* **Goal of the exercise**
Filter these entries, keeping only lines that hold the word "three".

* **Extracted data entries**
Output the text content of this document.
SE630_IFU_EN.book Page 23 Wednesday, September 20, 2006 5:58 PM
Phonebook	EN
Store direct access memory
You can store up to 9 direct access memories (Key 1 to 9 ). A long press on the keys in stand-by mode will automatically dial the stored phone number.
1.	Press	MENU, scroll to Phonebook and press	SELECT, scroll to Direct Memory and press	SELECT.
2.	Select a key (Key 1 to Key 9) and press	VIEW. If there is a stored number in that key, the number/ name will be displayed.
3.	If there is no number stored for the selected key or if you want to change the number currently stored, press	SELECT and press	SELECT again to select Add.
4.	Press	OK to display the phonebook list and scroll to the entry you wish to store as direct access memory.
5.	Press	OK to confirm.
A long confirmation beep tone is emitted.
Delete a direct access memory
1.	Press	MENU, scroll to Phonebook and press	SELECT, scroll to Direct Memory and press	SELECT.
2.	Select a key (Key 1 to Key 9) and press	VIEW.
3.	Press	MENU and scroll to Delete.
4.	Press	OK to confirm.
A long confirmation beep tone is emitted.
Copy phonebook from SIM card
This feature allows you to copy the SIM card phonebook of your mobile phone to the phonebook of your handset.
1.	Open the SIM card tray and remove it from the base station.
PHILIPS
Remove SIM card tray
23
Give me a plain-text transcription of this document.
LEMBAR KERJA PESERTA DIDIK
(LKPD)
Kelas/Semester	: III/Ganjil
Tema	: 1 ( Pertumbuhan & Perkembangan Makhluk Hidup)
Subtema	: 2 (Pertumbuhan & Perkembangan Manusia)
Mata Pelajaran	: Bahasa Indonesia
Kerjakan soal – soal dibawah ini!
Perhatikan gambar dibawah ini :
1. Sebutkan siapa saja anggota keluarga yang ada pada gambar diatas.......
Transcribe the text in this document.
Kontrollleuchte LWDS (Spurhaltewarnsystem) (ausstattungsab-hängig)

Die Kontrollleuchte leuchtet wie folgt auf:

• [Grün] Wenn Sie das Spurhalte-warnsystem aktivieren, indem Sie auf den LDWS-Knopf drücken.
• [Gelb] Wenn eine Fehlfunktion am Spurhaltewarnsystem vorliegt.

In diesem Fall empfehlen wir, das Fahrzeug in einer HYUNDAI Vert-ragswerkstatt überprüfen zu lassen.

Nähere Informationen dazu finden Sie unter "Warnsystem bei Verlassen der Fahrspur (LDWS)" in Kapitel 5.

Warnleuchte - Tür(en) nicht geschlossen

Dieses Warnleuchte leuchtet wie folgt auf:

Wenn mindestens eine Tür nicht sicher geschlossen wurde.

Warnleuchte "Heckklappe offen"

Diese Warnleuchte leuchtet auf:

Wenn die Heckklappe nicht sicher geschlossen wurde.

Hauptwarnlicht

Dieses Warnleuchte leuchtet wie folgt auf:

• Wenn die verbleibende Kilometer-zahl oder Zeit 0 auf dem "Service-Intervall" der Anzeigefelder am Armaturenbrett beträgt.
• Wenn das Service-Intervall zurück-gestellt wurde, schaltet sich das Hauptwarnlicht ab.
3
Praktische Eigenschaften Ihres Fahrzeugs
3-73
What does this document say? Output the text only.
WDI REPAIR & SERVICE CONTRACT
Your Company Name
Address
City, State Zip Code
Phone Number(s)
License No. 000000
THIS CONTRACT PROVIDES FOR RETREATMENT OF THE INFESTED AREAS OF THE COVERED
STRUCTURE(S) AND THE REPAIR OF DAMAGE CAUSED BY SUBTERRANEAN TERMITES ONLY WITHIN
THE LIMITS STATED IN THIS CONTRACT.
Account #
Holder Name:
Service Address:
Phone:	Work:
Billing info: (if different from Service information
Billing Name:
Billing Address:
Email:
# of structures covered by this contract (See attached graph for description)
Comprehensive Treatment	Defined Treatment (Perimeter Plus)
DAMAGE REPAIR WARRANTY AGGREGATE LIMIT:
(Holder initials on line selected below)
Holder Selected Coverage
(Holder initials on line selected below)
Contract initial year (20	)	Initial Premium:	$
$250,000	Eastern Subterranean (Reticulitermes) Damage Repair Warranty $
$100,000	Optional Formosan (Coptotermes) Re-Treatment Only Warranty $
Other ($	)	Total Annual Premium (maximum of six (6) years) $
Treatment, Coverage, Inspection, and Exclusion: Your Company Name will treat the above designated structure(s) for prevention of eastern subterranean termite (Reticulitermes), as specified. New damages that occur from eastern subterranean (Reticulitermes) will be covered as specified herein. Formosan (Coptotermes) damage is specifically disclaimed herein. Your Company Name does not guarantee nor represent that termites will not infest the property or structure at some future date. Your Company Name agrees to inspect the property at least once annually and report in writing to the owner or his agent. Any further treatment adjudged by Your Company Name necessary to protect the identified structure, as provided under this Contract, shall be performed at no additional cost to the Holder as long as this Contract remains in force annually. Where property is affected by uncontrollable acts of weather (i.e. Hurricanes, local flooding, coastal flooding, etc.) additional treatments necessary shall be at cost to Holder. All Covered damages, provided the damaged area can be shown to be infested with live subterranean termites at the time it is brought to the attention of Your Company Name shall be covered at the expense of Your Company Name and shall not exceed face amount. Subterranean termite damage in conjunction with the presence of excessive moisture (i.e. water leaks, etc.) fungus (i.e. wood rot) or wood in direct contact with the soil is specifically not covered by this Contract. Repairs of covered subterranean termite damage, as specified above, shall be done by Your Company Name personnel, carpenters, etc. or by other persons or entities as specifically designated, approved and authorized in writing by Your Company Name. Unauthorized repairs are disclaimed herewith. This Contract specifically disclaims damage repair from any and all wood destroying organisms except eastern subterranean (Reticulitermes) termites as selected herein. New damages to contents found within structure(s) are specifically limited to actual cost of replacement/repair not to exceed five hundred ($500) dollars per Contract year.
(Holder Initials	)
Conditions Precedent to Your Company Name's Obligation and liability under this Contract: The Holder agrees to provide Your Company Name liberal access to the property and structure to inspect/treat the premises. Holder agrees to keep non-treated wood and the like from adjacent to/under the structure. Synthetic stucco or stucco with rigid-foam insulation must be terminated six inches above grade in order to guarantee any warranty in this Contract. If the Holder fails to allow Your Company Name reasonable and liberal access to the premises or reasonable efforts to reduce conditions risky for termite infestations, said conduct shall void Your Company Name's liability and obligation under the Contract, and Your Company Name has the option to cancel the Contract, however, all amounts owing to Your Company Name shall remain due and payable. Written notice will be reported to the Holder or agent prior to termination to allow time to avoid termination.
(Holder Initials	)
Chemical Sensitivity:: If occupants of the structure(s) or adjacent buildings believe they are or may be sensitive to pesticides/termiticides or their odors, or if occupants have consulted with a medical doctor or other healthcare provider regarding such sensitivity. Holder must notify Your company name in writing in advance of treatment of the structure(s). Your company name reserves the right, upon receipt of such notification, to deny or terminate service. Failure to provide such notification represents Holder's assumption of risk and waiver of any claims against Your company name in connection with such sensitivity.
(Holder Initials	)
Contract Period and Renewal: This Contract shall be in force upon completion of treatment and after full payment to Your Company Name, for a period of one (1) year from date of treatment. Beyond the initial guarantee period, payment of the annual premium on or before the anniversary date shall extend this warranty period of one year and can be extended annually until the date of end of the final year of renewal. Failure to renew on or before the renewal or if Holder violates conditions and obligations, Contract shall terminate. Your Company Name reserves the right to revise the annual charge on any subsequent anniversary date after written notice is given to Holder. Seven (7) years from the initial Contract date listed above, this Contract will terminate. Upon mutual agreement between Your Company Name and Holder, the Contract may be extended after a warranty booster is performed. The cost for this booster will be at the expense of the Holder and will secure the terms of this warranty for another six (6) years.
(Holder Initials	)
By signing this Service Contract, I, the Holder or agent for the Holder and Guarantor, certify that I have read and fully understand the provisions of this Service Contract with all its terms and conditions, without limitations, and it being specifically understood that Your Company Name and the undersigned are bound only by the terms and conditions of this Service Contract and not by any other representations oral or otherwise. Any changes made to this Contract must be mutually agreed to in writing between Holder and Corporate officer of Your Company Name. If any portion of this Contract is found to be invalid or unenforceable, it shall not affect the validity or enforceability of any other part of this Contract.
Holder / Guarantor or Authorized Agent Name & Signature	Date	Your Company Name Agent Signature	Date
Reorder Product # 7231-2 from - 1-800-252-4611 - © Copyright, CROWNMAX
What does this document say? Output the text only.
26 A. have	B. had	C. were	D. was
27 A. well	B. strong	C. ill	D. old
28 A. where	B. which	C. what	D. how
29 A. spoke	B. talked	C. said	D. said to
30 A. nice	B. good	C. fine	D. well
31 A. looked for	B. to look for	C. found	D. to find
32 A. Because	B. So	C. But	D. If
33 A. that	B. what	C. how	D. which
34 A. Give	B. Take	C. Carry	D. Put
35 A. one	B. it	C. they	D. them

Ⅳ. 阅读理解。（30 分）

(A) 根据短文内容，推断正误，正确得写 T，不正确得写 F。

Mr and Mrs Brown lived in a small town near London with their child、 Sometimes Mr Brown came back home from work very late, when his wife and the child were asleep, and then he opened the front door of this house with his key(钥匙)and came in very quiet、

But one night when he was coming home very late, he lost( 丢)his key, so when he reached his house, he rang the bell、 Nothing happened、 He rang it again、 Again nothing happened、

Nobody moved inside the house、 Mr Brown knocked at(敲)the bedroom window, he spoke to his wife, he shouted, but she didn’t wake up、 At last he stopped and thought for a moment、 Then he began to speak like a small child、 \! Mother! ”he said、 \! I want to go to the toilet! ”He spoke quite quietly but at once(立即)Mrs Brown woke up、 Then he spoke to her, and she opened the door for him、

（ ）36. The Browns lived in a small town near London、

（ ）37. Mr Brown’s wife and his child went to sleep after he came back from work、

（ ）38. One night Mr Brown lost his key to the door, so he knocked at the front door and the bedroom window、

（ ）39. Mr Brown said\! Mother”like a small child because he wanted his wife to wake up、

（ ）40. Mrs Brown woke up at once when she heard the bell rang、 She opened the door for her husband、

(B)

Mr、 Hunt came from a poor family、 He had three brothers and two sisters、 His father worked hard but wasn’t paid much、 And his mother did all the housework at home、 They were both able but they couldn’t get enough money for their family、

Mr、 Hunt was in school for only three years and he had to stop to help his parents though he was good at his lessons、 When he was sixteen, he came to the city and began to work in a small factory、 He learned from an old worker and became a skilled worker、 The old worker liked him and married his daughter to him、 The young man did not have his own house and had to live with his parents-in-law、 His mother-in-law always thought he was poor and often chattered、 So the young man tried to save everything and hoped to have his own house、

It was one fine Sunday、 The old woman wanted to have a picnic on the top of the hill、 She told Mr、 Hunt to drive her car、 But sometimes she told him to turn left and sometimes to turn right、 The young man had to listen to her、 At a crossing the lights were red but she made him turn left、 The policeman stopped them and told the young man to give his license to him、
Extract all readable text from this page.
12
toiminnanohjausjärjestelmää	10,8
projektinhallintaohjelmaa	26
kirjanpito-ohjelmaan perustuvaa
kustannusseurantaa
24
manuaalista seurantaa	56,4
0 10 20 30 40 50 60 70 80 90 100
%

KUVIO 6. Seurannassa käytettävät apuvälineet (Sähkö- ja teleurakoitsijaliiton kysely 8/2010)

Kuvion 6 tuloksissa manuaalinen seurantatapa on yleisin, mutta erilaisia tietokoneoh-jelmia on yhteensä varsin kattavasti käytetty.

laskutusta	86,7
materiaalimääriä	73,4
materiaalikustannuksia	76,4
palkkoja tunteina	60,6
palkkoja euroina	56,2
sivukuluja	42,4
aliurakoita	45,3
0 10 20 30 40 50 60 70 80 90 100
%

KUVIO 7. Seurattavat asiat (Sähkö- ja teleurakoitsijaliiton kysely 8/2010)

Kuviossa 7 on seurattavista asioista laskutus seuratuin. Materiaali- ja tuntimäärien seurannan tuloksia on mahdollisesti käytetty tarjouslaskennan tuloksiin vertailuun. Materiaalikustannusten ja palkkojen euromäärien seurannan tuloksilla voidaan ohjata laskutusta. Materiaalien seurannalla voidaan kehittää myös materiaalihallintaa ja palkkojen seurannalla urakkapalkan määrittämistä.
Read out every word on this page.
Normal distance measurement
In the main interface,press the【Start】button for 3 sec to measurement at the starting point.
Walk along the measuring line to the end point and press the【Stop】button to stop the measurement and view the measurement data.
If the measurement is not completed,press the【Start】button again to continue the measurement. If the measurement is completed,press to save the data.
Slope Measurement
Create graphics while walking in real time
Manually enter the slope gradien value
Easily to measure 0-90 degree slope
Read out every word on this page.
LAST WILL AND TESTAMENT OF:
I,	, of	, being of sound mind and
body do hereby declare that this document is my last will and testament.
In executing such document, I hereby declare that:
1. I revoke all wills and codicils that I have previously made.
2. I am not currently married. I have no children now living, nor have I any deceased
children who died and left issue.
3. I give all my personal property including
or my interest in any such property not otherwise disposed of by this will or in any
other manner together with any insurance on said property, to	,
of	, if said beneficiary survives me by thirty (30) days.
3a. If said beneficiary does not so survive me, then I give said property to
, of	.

* **Answer for the task**
Mr、 Hunt came from a poor family、 He had three brothers and two sisters、 His father worked hard but wasn’t paid much、 And his mother did all the housework at home、 They were both able but they couldn’t get enough money for their family、
Mr、 Hunt was in school for only three years and he had to stop to help his parents though he was good at his lessons、 When he was sixteen, he came to the city and began to work in a small factory、 He learned from an old worker and became a skilled worker、 The old worker liked him and married his daughter to him、 The young man did not have his own house and had to live with his parents-in-law、 His mother-in-law always thought he was poor and often chattered、 So the young man tried to save everything and hoped to have his own house、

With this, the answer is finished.